::: Given data :::

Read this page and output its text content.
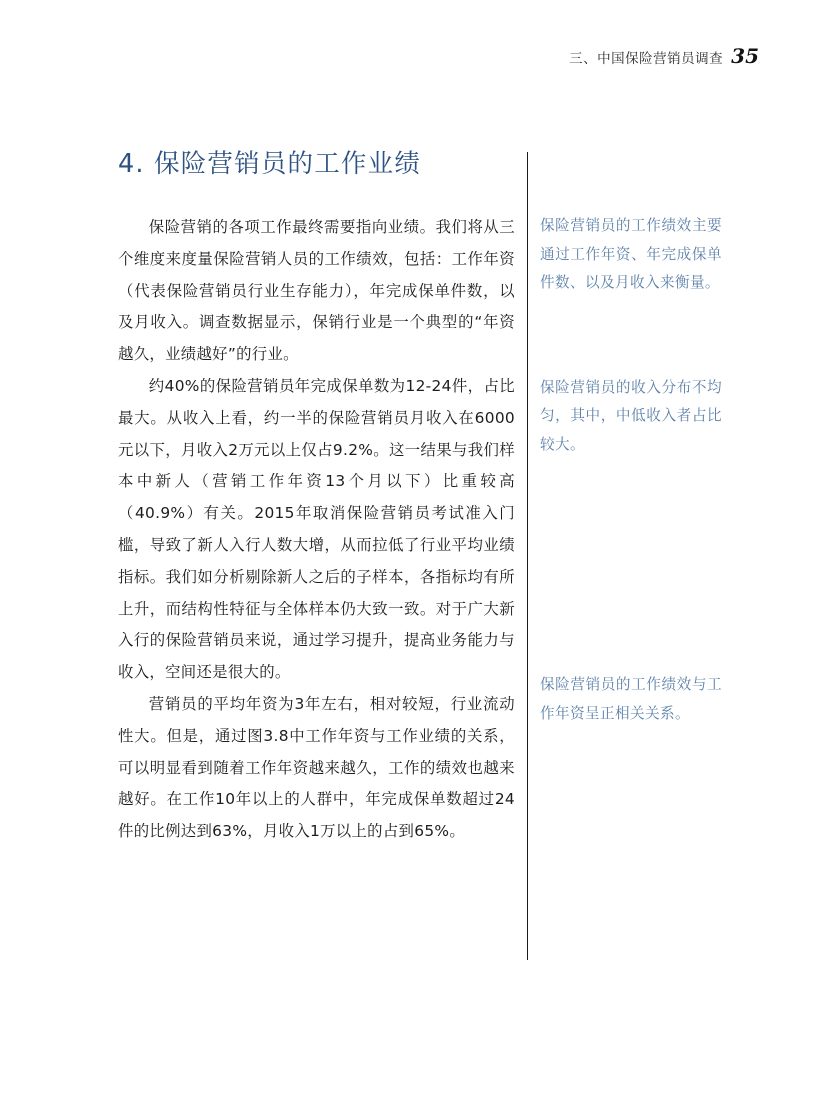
三、中国保险营销员调查 35
4. 保险营销员的工作业绩

保险营销的各项工作最终需要指向业绩。我们将从三个维度来度量保险营销人员的工作绩效，包括：工作年资（代表保险营销员行业生存能力），年完成保单件数，以及月收入。调查数据显示，保销行业是一个典型的“年资越久，业绩越好”的行业。

约40%的保险营销员年完成保单数为12-24件，占比最大。从收入上看，约一半的保险营销员月收入在6000元以下，月收入2万元以上仅占9.2%。这一结果与我们样本中新人（营销工作年资13个月以下）比重较高（40.9%）有关。2015年取消保险营销员考试准入门槛，导致了新人入行人数大增，从而拉低了行业平均业绩指标。我们如分析剔除新人之后的子样本，各指标均有所上升，而结构性特征与全体样本仍大致一致。对于广大新入行的保险营销员来说，通过学习提升，提高业务能力与收入，空间还是很大的。

营销员的平均年资为3年左右，相对较短，行业流动性大。但是，通过图3.8中工作年资与工作业绩的关系，可以明显看到随着工作年资越来越久，工作的绩效也越来越好。在工作10年以上的人群中，年完成保单数超过24件的比例达到63%，月收入1万以上的占到65%。

保险营销员的工作绩效主要通过工作年资、年完成保单件数、以及月收入来衡量。

保险营销员的收入分布不均匀，其中，中低收入者占比较大。

保险营销员的工作绩效与工作年资呈正相关关系。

:::

What is required:
Each line of the data is to be duplicated exactly; pictures stay out of the copy.

Right answer:
Read this page and output its text content.
三、中国保险营销员调查 35
4. 保险营销员的工作业绩

保险营销的各项工作最终需要指向业绩。我们将从三个维度来度量保险营销人员的工作绩效，包括：工作年资（代表保险营销员行业生存能力），年完成保单件数，以及月收入。调查数据显示，保销行业是一个典型的“年资越久，业绩越好”的行业。

约40%的保险营销员年完成保单数为12-24件，占比最大。从收入上看，约一半的保险营销员月收入在6000元以下，月收入2万元以上仅占9.2%。这一结果与我们样本中新人（营销工作年资13个月以下）比重较高（40.9%）有关。2015年取消保险营销员考试准入门槛，导致了新人入行人数大增，从而拉低了行业平均业绩指标。我们如分析剔除新人之后的子样本，各指标均有所上升，而结构性特征与全体样本仍大致一致。对于广大新入行的保险营销员来说，通过学习提升，提高业务能力与收入，空间还是很大的。

营销员的平均年资为3年左右，相对较短，行业流动性大。但是，通过图3.8中工作年资与工作业绩的关系，可以明显看到随着工作年资越来越久，工作的绩效也越来越好。在工作10年以上的人群中，年完成保单数超过24件的比例达到63%，月收入1万以上的占到65%。

保险营销员的工作绩效主要通过工作年资、年完成保单件数、以及月收入来衡量。

保险营销员的收入分布不均匀，其中，中低收入者占比较大。

保险营销员的工作绩效与工作年资呈正相关关系。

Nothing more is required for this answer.